◆ Provided information
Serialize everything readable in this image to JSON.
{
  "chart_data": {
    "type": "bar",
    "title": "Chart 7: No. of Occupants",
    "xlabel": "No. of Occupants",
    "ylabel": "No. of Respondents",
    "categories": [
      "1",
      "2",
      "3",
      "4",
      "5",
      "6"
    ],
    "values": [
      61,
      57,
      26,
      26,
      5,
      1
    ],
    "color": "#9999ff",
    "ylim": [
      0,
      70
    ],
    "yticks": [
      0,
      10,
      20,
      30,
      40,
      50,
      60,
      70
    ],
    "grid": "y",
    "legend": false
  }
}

◆ What is expected
Using the listing above, reproduce each line without omission.

◆ Task result
Serialize everything readable in this image to JSON.
{
  "chart_data": {
    "type": "bar",
    "title": "Chart 7: No. of Occupants",
    "xlabel": "No. of Occupants",
    "ylabel": "No. of Respondents",
    "categories": [
      "1",
      "2",
      "3",
      "4",
      "5",
      "6"
    ],
    "values": [
      61,
      57,
      26,
      26,
      5,
      1
    ],
    "color": "#9999ff",
    "ylim": [
      0,
      70
    ],
    "yticks": [
      0,
      10,
      20,
      30,
      40,
      50,
      60,
      70
    ],
    "grid": "y",
    "legend": false
  }
}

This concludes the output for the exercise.